→ THE TASK
Reproduce exactly the lines below, starting at the line that contains "Read this page and output its text content." and ending with the last line of the records, both included; leave out any pictures.

Records
• • • • • • •
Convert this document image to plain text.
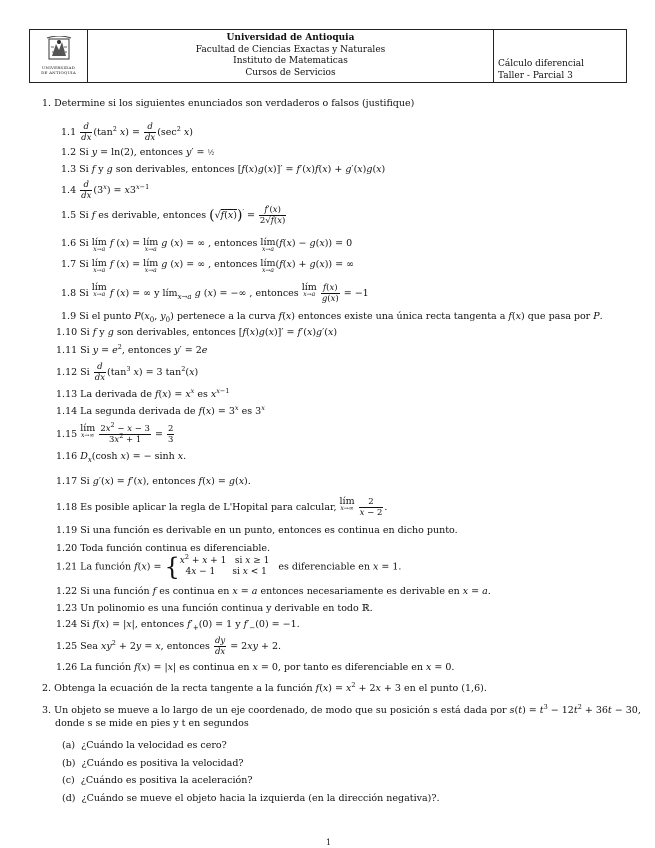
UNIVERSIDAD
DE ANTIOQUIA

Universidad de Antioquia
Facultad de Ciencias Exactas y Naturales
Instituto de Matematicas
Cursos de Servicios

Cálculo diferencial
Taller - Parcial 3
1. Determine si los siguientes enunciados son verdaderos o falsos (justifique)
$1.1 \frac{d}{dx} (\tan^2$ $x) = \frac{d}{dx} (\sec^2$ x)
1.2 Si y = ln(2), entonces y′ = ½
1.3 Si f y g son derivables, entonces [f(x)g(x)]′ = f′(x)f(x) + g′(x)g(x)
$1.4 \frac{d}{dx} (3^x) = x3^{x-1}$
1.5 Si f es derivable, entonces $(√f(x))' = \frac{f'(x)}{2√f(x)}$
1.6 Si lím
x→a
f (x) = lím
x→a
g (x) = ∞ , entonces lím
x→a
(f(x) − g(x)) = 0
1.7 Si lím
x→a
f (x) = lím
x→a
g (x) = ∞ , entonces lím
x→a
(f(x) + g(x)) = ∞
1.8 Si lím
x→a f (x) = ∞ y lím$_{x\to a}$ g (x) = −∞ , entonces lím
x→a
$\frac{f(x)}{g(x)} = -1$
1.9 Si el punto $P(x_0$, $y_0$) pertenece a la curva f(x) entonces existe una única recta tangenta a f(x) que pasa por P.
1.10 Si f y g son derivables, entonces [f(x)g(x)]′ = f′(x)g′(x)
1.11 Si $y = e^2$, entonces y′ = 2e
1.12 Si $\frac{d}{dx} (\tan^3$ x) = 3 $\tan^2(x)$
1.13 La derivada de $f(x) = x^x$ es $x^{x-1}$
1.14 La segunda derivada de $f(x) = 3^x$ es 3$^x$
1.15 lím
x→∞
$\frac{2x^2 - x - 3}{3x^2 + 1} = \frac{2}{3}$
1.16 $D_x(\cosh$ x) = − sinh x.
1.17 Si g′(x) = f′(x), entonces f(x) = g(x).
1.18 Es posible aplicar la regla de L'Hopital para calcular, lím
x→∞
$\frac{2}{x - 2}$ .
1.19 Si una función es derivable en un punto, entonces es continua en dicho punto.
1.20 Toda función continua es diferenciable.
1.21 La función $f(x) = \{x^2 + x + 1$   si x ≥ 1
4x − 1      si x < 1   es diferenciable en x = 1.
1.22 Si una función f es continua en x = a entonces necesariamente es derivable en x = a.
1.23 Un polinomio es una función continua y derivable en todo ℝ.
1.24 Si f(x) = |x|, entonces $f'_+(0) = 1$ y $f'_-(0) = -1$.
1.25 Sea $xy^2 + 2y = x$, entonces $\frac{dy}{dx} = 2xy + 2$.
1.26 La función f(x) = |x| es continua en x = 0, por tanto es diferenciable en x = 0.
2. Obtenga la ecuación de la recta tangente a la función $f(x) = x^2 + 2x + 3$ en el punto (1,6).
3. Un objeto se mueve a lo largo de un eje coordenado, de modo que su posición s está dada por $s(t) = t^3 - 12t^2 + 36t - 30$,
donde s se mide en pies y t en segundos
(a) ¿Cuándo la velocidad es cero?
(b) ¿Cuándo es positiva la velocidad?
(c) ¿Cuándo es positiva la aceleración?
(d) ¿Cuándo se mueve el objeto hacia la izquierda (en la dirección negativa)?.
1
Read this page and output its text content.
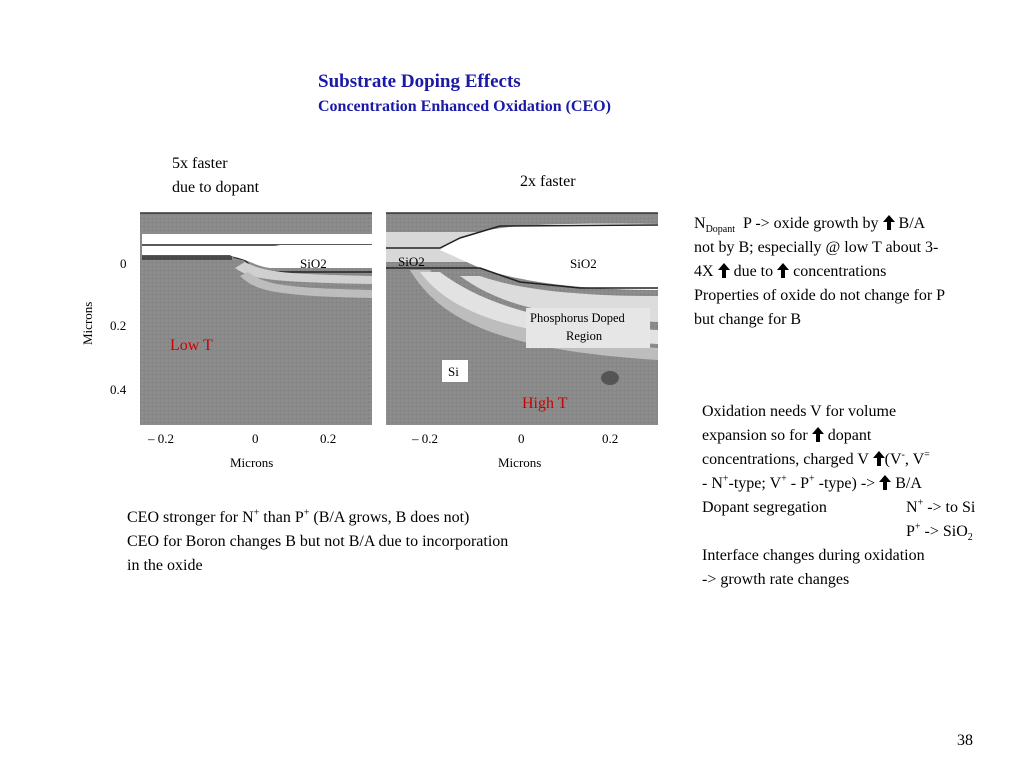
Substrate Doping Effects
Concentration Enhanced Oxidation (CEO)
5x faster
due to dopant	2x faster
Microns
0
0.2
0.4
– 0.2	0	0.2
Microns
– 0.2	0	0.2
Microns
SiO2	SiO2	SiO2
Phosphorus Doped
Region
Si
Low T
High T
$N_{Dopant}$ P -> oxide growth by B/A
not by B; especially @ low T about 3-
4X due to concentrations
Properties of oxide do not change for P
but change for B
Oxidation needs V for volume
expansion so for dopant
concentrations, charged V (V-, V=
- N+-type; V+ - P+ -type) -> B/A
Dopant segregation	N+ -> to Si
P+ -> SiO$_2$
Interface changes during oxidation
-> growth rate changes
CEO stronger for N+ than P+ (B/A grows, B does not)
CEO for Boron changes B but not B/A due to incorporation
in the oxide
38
• • • • • • •
→ FINISHED EXERCISE
Read this page and output its text content.
Substrate Doping Effects
Concentration Enhanced Oxidation (CEO)
5x faster
due to dopant	2x faster
Microns
0
0.2
0.4
– 0.2	0	0.2
Microns
– 0.2	0	0.2
Microns
SiO2	SiO2	SiO2
Phosphorus Doped
Region
Si
Low T
High T
$N_{Dopant}$ P -> oxide growth by B/A
not by B; especially @ low T about 3-
4X due to concentrations
Properties of oxide do not change for P
but change for B
Oxidation needs V for volume
expansion so for dopant
concentrations, charged V (V-, V=
- N+-type; V+ - P+ -type) -> B/A
Dopant segregation	N+ -> to Si
P+ -> SiO$_2$
Interface changes during oxidation
-> growth rate changes
CEO stronger for N+ than P+ (B/A grows, B does not)
CEO for Boron changes B but not B/A due to incorporation
in the oxide
38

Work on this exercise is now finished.